- LISTING -
· · ·

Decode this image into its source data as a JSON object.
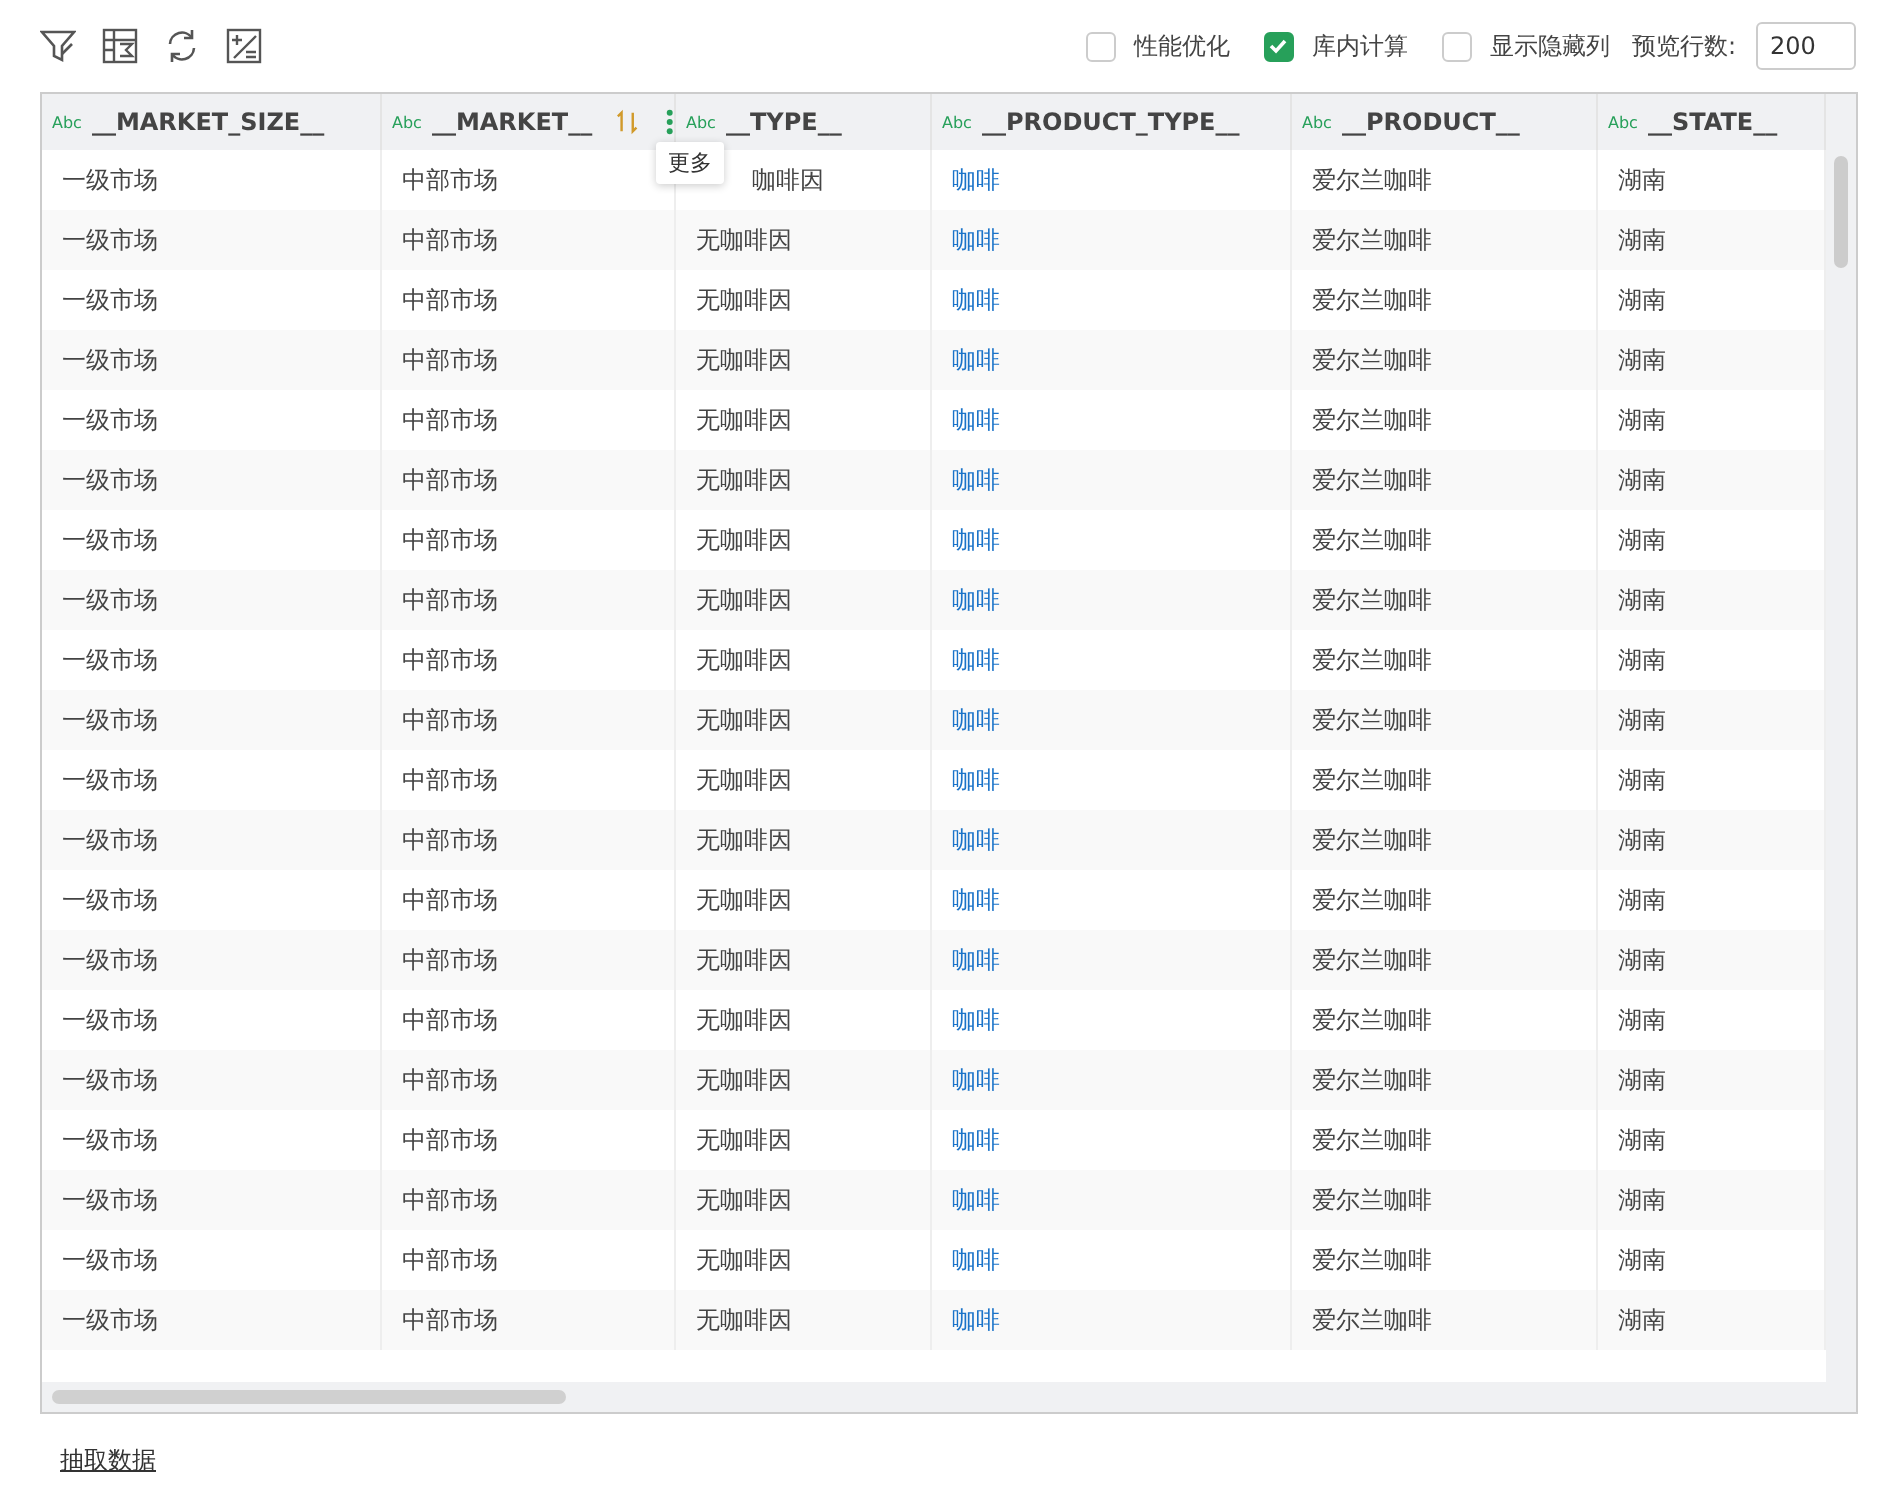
{
  "toolbar": {
    "options": [
      {
        "label": "性能优化",
        "checked": false
      },
      {
        "label": "库内计算",
        "checked": true
      },
      {
        "label": "显示隐藏列",
        "checked": false
      }
    ],
    "preview_label": "预览行数:",
    "preview_value": "200"
  },
  "table": {
    "columns": [
      {
        "type_badge": "Abc",
        "name": "__MARKET_SIZE__",
        "hovered": false
      },
      {
        "type_badge": "Abc",
        "name": "__MARKET__",
        "hovered": true
      },
      {
        "type_badge": "Abc",
        "name": "__TYPE__",
        "hovered": false
      },
      {
        "type_badge": "Abc",
        "name": "__PRODUCT_TYPE__",
        "hovered": false
      },
      {
        "type_badge": "Abc",
        "name": "__PRODUCT__",
        "hovered": false
      },
      {
        "type_badge": "Abc",
        "name": "__STATE__",
        "hovered": false
      }
    ],
    "tooltip": "更多",
    "rows": [
      [
        "一级市场",
        "中部市场",
        "咖啡因",
        "咖啡",
        "爱尔兰咖啡",
        "湖南"
      ],
      [
        "一级市场",
        "中部市场",
        "无咖啡因",
        "咖啡",
        "爱尔兰咖啡",
        "湖南"
      ],
      [
        "一级市场",
        "中部市场",
        "无咖啡因",
        "咖啡",
        "爱尔兰咖啡",
        "湖南"
      ],
      [
        "一级市场",
        "中部市场",
        "无咖啡因",
        "咖啡",
        "爱尔兰咖啡",
        "湖南"
      ],
      [
        "一级市场",
        "中部市场",
        "无咖啡因",
        "咖啡",
        "爱尔兰咖啡",
        "湖南"
      ],
      [
        "一级市场",
        "中部市场",
        "无咖啡因",
        "咖啡",
        "爱尔兰咖啡",
        "湖南"
      ],
      [
        "一级市场",
        "中部市场",
        "无咖啡因",
        "咖啡",
        "爱尔兰咖啡",
        "湖南"
      ],
      [
        "一级市场",
        "中部市场",
        "无咖啡因",
        "咖啡",
        "爱尔兰咖啡",
        "湖南"
      ],
      [
        "一级市场",
        "中部市场",
        "无咖啡因",
        "咖啡",
        "爱尔兰咖啡",
        "湖南"
      ],
      [
        "一级市场",
        "中部市场",
        "无咖啡因",
        "咖啡",
        "爱尔兰咖啡",
        "湖南"
      ],
      [
        "一级市场",
        "中部市场",
        "无咖啡因",
        "咖啡",
        "爱尔兰咖啡",
        "湖南"
      ],
      [
        "一级市场",
        "中部市场",
        "无咖啡因",
        "咖啡",
        "爱尔兰咖啡",
        "湖南"
      ],
      [
        "一级市场",
        "中部市场",
        "无咖啡因",
        "咖啡",
        "爱尔兰咖啡",
        "湖南"
      ],
      [
        "一级市场",
        "中部市场",
        "无咖啡因",
        "咖啡",
        "爱尔兰咖啡",
        "湖南"
      ],
      [
        "一级市场",
        "中部市场",
        "无咖啡因",
        "咖啡",
        "爱尔兰咖啡",
        "湖南"
      ],
      [
        "一级市场",
        "中部市场",
        "无咖啡因",
        "咖啡",
        "爱尔兰咖啡",
        "湖南"
      ],
      [
        "一级市场",
        "中部市场",
        "无咖啡因",
        "咖啡",
        "爱尔兰咖啡",
        "湖南"
      ],
      [
        "一级市场",
        "中部市场",
        "无咖啡因",
        "咖啡",
        "爱尔兰咖啡",
        "湖南"
      ],
      [
        "一级市场",
        "中部市场",
        "无咖啡因",
        "咖啡",
        "爱尔兰咖啡",
        "湖南"
      ],
      [
        "一级市场",
        "中部市场",
        "无咖啡因",
        "咖啡",
        "爱尔兰咖啡",
        "湖南"
      ]
    ]
  },
  "footer_link": "抽取数据"
}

· · ·

- DESCRIPTION OF THE TASK -
Except for the pictures, give all the material above again verbatim.

- TASK SOLUTION -
Decode this image into its source data as a JSON object.
{
  "toolbar": {
    "options": [
      {
        "label": "性能优化",
        "checked": false
      },
      {
        "label": "库内计算",
        "checked": true
      },
      {
        "label": "显示隐藏列",
        "checked": false
      }
    ],
    "preview_label": "预览行数:",
    "preview_value": "200"
  },
  "table": {
    "columns": [
      {
        "type_badge": "Abc",
        "name": "__MARKET_SIZE__",
        "hovered": false
      },
      {
        "type_badge": "Abc",
        "name": "__MARKET__",
        "hovered": true
      },
      {
        "type_badge": "Abc",
        "name": "__TYPE__",
        "hovered": false
      },
      {
        "type_badge": "Abc",
        "name": "__PRODUCT_TYPE__",
        "hovered": false
      },
      {
        "type_badge": "Abc",
        "name": "__PRODUCT__",
        "hovered": false
      },
      {
        "type_badge": "Abc",
        "name": "__STATE__",
        "hovered": false
      }
    ],
    "tooltip": "更多",
    "rows": [
      [
        "一级市场",
        "中部市场",
        "咖啡因",
        "咖啡",
        "爱尔兰咖啡",
        "湖南"
      ],
      [
        "一级市场",
        "中部市场",
        "无咖啡因",
        "咖啡",
        "爱尔兰咖啡",
        "湖南"
      ],
      [
        "一级市场",
        "中部市场",
        "无咖啡因",
        "咖啡",
        "爱尔兰咖啡",
        "湖南"
      ],
      [
        "一级市场",
        "中部市场",
        "无咖啡因",
        "咖啡",
        "爱尔兰咖啡",
        "湖南"
      ],
      [
        "一级市场",
        "中部市场",
        "无咖啡因",
        "咖啡",
        "爱尔兰咖啡",
        "湖南"
      ],
      [
        "一级市场",
        "中部市场",
        "无咖啡因",
        "咖啡",
        "爱尔兰咖啡",
        "湖南"
      ],
      [
        "一级市场",
        "中部市场",
        "无咖啡因",
        "咖啡",
        "爱尔兰咖啡",
        "湖南"
      ],
      [
        "一级市场",
        "中部市场",
        "无咖啡因",
        "咖啡",
        "爱尔兰咖啡",
        "湖南"
      ],
      [
        "一级市场",
        "中部市场",
        "无咖啡因",
        "咖啡",
        "爱尔兰咖啡",
        "湖南"
      ],
      [
        "一级市场",
        "中部市场",
        "无咖啡因",
        "咖啡",
        "爱尔兰咖啡",
        "湖南"
      ],
      [
        "一级市场",
        "中部市场",
        "无咖啡因",
        "咖啡",
        "爱尔兰咖啡",
        "湖南"
      ],
      [
        "一级市场",
        "中部市场",
        "无咖啡因",
        "咖啡",
        "爱尔兰咖啡",
        "湖南"
      ],
      [
        "一级市场",
        "中部市场",
        "无咖啡因",
        "咖啡",
        "爱尔兰咖啡",
        "湖南"
      ],
      [
        "一级市场",
        "中部市场",
        "无咖啡因",
        "咖啡",
        "爱尔兰咖啡",
        "湖南"
      ],
      [
        "一级市场",
        "中部市场",
        "无咖啡因",
        "咖啡",
        "爱尔兰咖啡",
        "湖南"
      ],
      [
        "一级市场",
        "中部市场",
        "无咖啡因",
        "咖啡",
        "爱尔兰咖啡",
        "湖南"
      ],
      [
        "一级市场",
        "中部市场",
        "无咖啡因",
        "咖啡",
        "爱尔兰咖啡",
        "湖南"
      ],
      [
        "一级市场",
        "中部市场",
        "无咖啡因",
        "咖啡",
        "爱尔兰咖啡",
        "湖南"
      ],
      [
        "一级市场",
        "中部市场",
        "无咖啡因",
        "咖啡",
        "爱尔兰咖啡",
        "湖南"
      ],
      [
        "一级市场",
        "中部市场",
        "无咖啡因",
        "咖啡",
        "爱尔兰咖啡",
        "湖南"
      ]
    ]
  },
  "footer_link": "抽取数据"
}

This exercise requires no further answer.